* GIVEN INSTRUCTION: Type out the material below exactly.

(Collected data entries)

........

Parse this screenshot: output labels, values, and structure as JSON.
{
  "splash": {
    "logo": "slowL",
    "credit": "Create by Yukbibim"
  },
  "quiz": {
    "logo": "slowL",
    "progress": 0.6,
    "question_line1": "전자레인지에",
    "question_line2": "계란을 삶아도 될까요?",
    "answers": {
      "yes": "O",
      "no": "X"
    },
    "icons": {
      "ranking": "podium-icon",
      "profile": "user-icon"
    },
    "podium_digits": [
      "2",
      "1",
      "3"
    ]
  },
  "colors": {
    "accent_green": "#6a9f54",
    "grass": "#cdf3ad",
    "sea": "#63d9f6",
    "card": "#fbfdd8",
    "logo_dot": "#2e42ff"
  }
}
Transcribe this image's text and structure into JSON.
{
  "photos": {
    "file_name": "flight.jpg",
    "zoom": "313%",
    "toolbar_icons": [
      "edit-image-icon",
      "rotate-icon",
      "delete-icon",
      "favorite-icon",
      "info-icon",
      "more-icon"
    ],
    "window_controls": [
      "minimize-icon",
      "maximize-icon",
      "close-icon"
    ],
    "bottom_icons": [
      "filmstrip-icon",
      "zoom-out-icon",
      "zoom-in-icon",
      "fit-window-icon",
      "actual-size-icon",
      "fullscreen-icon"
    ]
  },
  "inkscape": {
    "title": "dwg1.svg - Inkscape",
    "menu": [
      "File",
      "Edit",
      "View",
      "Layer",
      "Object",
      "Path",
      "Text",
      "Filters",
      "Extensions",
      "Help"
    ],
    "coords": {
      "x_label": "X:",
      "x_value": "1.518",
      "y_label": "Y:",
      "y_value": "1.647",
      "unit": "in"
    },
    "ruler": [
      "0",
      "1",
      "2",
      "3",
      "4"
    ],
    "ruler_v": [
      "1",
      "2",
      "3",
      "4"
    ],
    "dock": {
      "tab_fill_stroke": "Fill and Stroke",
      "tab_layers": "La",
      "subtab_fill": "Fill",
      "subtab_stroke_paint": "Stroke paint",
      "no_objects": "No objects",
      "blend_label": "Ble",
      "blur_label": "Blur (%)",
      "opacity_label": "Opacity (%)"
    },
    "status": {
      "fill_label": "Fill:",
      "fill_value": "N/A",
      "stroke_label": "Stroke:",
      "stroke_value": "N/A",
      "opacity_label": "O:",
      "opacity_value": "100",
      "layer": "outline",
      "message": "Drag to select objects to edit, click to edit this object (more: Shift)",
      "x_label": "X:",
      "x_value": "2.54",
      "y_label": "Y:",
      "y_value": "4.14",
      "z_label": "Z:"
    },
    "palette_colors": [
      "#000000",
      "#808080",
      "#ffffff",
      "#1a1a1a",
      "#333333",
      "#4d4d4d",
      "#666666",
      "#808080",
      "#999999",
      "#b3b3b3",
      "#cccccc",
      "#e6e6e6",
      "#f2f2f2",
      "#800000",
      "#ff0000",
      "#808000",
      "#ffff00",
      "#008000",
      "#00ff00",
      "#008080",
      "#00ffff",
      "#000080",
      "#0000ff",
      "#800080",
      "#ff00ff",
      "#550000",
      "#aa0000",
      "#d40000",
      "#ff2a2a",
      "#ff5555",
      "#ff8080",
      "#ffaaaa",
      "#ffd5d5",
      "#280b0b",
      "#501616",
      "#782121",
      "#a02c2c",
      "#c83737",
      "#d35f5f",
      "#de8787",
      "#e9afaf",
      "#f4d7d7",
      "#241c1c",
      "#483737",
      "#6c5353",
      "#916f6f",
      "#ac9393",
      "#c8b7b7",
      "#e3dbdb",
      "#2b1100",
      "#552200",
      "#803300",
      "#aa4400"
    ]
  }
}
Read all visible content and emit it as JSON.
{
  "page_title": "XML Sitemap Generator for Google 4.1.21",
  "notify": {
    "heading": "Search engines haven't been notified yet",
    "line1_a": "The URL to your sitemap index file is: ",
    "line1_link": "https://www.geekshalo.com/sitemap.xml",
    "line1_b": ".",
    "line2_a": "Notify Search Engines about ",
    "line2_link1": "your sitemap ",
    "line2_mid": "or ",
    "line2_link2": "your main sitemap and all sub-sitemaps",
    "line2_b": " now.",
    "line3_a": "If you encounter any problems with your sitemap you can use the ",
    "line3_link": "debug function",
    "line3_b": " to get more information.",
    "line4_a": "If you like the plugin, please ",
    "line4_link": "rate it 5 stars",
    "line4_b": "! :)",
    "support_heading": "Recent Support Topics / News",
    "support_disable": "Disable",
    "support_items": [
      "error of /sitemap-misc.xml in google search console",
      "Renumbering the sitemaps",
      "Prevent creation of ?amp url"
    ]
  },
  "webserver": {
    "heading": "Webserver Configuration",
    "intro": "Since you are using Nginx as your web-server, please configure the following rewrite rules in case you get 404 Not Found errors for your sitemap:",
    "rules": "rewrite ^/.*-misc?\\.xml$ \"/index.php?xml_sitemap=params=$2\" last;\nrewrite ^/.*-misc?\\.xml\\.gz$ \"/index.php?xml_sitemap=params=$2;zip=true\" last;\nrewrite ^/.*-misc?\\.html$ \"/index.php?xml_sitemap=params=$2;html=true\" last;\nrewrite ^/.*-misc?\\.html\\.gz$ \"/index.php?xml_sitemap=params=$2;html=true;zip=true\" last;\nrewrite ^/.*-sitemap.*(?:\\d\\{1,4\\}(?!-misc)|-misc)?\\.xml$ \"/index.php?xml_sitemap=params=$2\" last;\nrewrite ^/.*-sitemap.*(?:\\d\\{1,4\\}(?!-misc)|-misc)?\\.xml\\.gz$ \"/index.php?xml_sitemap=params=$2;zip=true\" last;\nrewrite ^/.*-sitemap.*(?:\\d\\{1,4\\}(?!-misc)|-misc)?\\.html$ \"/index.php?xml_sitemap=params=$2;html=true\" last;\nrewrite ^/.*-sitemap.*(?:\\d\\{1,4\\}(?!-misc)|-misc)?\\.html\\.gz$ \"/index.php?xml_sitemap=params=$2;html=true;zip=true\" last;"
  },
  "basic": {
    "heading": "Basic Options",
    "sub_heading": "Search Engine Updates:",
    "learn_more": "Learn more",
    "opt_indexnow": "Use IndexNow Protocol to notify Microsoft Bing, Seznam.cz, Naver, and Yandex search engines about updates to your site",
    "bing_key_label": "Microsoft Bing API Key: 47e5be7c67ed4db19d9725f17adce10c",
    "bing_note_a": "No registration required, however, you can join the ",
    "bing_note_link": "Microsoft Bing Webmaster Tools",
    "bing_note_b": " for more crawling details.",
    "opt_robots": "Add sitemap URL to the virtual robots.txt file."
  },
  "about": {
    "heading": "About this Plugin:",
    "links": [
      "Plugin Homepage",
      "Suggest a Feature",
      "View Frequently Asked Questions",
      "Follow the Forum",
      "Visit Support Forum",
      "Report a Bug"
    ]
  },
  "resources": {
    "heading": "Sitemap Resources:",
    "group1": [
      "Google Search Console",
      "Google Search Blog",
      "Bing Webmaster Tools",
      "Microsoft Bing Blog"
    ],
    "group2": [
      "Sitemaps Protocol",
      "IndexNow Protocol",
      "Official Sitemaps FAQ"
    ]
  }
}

........

* TASK RESPONSE:
Parse this screenshot: output labels, values, and structure as JSON.
{
  "splash": {
    "logo": "slowL",
    "credit": "Create by Yukbibim"
  },
  "quiz": {
    "logo": "slowL",
    "progress": 0.6,
    "question_line1": "전자레인지에",
    "question_line2": "계란을 삶아도 될까요?",
    "answers": {
      "yes": "O",
      "no": "X"
    },
    "icons": {
      "ranking": "podium-icon",
      "profile": "user-icon"
    },
    "podium_digits": [
      "2",
      "1",
      "3"
    ]
  },
  "colors": {
    "accent_green": "#6a9f54",
    "grass": "#cdf3ad",
    "sea": "#63d9f6",
    "card": "#fbfdd8",
    "logo_dot": "#2e42ff"
  }
}
Transcribe this image's text and structure into JSON.
{
  "photos": {
    "file_name": "flight.jpg",
    "zoom": "313%",
    "toolbar_icons": [
      "edit-image-icon",
      "rotate-icon",
      "delete-icon",
      "favorite-icon",
      "info-icon",
      "more-icon"
    ],
    "window_controls": [
      "minimize-icon",
      "maximize-icon",
      "close-icon"
    ],
    "bottom_icons": [
      "filmstrip-icon",
      "zoom-out-icon",
      "zoom-in-icon",
      "fit-window-icon",
      "actual-size-icon",
      "fullscreen-icon"
    ]
  },
  "inkscape": {
    "title": "dwg1.svg - Inkscape",
    "menu": [
      "File",
      "Edit",
      "View",
      "Layer",
      "Object",
      "Path",
      "Text",
      "Filters",
      "Extensions",
      "Help"
    ],
    "coords": {
      "x_label": "X:",
      "x_value": "1.518",
      "y_label": "Y:",
      "y_value": "1.647",
      "unit": "in"
    },
    "ruler": [
      "0",
      "1",
      "2",
      "3",
      "4"
    ],
    "ruler_v": [
      "1",
      "2",
      "3",
      "4"
    ],
    "dock": {
      "tab_fill_stroke": "Fill and Stroke",
      "tab_layers": "La",
      "subtab_fill": "Fill",
      "subtab_stroke_paint": "Stroke paint",
      "no_objects": "No objects",
      "blend_label": "Ble",
      "blur_label": "Blur (%)",
      "opacity_label": "Opacity (%)"
    },
    "status": {
      "fill_label": "Fill:",
      "fill_value": "N/A",
      "stroke_label": "Stroke:",
      "stroke_value": "N/A",
      "opacity_label": "O:",
      "opacity_value": "100",
      "layer": "outline",
      "message": "Drag to select objects to edit, click to edit this object (more: Shift)",
      "x_label": "X:",
      "x_value": "2.54",
      "y_label": "Y:",
      "y_value": "4.14",
      "z_label": "Z:"
    },
    "palette_colors": [
      "#000000",
      "#808080",
      "#ffffff",
      "#1a1a1a",
      "#333333",
      "#4d4d4d",
      "#666666",
      "#808080",
      "#999999",
      "#b3b3b3",
      "#cccccc",
      "#e6e6e6",
      "#f2f2f2",
      "#800000",
      "#ff0000",
      "#808000",
      "#ffff00",
      "#008000",
      "#00ff00",
      "#008080",
      "#00ffff",
      "#000080",
      "#0000ff",
      "#800080",
      "#ff00ff",
      "#550000",
      "#aa0000",
      "#d40000",
      "#ff2a2a",
      "#ff5555",
      "#ff8080",
      "#ffaaaa",
      "#ffd5d5",
      "#280b0b",
      "#501616",
      "#782121",
      "#a02c2c",
      "#c83737",
      "#d35f5f",
      "#de8787",
      "#e9afaf",
      "#f4d7d7",
      "#241c1c",
      "#483737",
      "#6c5353",
      "#916f6f",
      "#ac9393",
      "#c8b7b7",
      "#e3dbdb",
      "#2b1100",
      "#552200",
      "#803300",
      "#aa4400"
    ]
  }
}
Read all visible content and emit it as JSON.
{
  "page_title": "XML Sitemap Generator for Google 4.1.21",
  "notify": {
    "heading": "Search engines haven't been notified yet",
    "line1_a": "The URL to your sitemap index file is: ",
    "line1_link": "https://www.geekshalo.com/sitemap.xml",
    "line1_b": ".",
    "line2_a": "Notify Search Engines about ",
    "line2_link1": "your sitemap ",
    "line2_mid": "or ",
    "line2_link2": "your main sitemap and all sub-sitemaps",
    "line2_b": " now.",
    "line3_a": "If you encounter any problems with your sitemap you can use the ",
    "line3_link": "debug function",
    "line3_b": " to get more information.",
    "line4_a": "If you like the plugin, please ",
    "line4_link": "rate it 5 stars",
    "line4_b": "! :)",
    "support_heading": "Recent Support Topics / News",
    "support_disable": "Disable",
    "support_items": [
      "error of /sitemap-misc.xml in google search console",
      "Renumbering the sitemaps",
      "Prevent creation of ?amp url"
    ]
  },
  "webserver": {
    "heading": "Webserver Configuration",
    "intro": "Since you are using Nginx as your web-server, please configure the following rewrite rules in case you get 404 Not Found errors for your sitemap:",
    "rules": "rewrite ^/.*-misc?\\.xml$ \"/index.php?xml_sitemap=params=$2\" last;\nrewrite ^/.*-misc?\\.xml\\.gz$ \"/index.php?xml_sitemap=params=$2;zip=true\" last;\nrewrite ^/.*-misc?\\.html$ \"/index.php?xml_sitemap=params=$2;html=true\" last;\nrewrite ^/.*-misc?\\.html\\.gz$ \"/index.php?xml_sitemap=params=$2;html=true;zip=true\" last;\nrewrite ^/.*-sitemap.*(?:\\d\\{1,4\\}(?!-misc)|-misc)?\\.xml$ \"/index.php?xml_sitemap=params=$2\" last;\nrewrite ^/.*-sitemap.*(?:\\d\\{1,4\\}(?!-misc)|-misc)?\\.xml\\.gz$ \"/index.php?xml_sitemap=params=$2;zip=true\" last;\nrewrite ^/.*-sitemap.*(?:\\d\\{1,4\\}(?!-misc)|-misc)?\\.html$ \"/index.php?xml_sitemap=params=$2;html=true\" last;\nrewrite ^/.*-sitemap.*(?:\\d\\{1,4\\}(?!-misc)|-misc)?\\.html\\.gz$ \"/index.php?xml_sitemap=params=$2;html=true;zip=true\" last;"
  },
  "basic": {
    "heading": "Basic Options",
    "sub_heading": "Search Engine Updates:",
    "learn_more": "Learn more",
    "opt_indexnow": "Use IndexNow Protocol to notify Microsoft Bing, Seznam.cz, Naver, and Yandex search engines about updates to your site",
    "bing_key_label": "Microsoft Bing API Key: 47e5be7c67ed4db19d9725f17adce10c",
    "bing_note_a": "No registration required, however, you can join the ",
    "bing_note_link": "Microsoft Bing Webmaster Tools",
    "bing_note_b": " for more crawling details.",
    "opt_robots": "Add sitemap URL to the virtual robots.txt file."
  },
  "about": {
    "heading": "About this Plugin:",
    "links": [
      "Plugin Homepage",
      "Suggest a Feature",
      "View Frequently Asked Questions",
      "Follow the Forum",
      "Visit Support Forum",
      "Report a Bug"
    ]
  },
  "resources": {
    "heading": "Sitemap Resources:",
    "group1": [
      "Google Search Console",
      "Google Search Blog",
      "Bing Webmaster Tools",
      "Microsoft Bing Blog"
    ],
    "group2": [
      "Sitemaps Protocol",
      "IndexNow Protocol",
      "Official Sitemaps FAQ"
    ]
  }
}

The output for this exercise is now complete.